:: Task description ::
Retype all the records with nothing changed.

:: Input for this task ::
--- Start ---

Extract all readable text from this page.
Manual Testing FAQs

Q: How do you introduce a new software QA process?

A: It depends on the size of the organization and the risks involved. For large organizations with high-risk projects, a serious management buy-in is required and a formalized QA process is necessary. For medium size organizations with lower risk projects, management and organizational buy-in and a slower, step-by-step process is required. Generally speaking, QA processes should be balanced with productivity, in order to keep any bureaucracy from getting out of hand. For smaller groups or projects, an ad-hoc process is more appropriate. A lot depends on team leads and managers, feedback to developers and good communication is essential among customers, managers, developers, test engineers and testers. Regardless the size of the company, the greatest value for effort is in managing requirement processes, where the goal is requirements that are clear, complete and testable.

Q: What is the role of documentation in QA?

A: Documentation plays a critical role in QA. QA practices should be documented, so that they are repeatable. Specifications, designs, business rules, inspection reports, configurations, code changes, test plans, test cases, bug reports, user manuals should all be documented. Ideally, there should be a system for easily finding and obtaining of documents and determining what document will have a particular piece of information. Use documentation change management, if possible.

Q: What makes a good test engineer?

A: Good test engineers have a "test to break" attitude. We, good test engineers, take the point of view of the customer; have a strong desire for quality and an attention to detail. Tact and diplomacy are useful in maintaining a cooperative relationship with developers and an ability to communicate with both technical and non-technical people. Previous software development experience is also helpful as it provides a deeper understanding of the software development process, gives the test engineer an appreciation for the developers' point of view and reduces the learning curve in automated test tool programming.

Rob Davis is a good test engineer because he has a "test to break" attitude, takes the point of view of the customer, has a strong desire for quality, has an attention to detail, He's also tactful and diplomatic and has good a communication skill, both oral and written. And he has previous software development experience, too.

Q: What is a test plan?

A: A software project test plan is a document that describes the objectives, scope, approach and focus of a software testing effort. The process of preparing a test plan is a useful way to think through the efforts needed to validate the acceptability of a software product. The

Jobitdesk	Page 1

--- End ---

:: Task answer ::
Extract all readable text from this page.
Manual Testing FAQs

Q: How do you introduce a new software QA process?

A: It depends on the size of the organization and the risks involved. For large organizations with high-risk projects, a serious management buy-in is required and a formalized QA process is necessary. For medium size organizations with lower risk projects, management and organizational buy-in and a slower, step-by-step process is required. Generally speaking, QA processes should be balanced with productivity, in order to keep any bureaucracy from getting out of hand. For smaller groups or projects, an ad-hoc process is more appropriate. A lot depends on team leads and managers, feedback to developers and good communication is essential among customers, managers, developers, test engineers and testers. Regardless the size of the company, the greatest value for effort is in managing requirement processes, where the goal is requirements that are clear, complete and testable.

Q: What is the role of documentation in QA?

A: Documentation plays a critical role in QA. QA practices should be documented, so that they are repeatable. Specifications, designs, business rules, inspection reports, configurations, code changes, test plans, test cases, bug reports, user manuals should all be documented. Ideally, there should be a system for easily finding and obtaining of documents and determining what document will have a particular piece of information. Use documentation change management, if possible.

Q: What makes a good test engineer?

A: Good test engineers have a "test to break" attitude. We, good test engineers, take the point of view of the customer; have a strong desire for quality and an attention to detail. Tact and diplomacy are useful in maintaining a cooperative relationship with developers and an ability to communicate with both technical and non-technical people. Previous software development experience is also helpful as it provides a deeper understanding of the software development process, gives the test engineer an appreciation for the developers' point of view and reduces the learning curve in automated test tool programming.

Rob Davis is a good test engineer because he has a "test to break" attitude, takes the point of view of the customer, has a strong desire for quality, has an attention to detail, He's also tactful and diplomatic and has good a communication skill, both oral and written. And he has previous software development experience, too.

Q: What is a test plan?

A: A software project test plan is a document that describes the objectives, scope, approach and focus of a software testing effort. The process of preparing a test plan is a useful way to think through the efforts needed to validate the acceptability of a software product. The

Jobitdesk	Page 1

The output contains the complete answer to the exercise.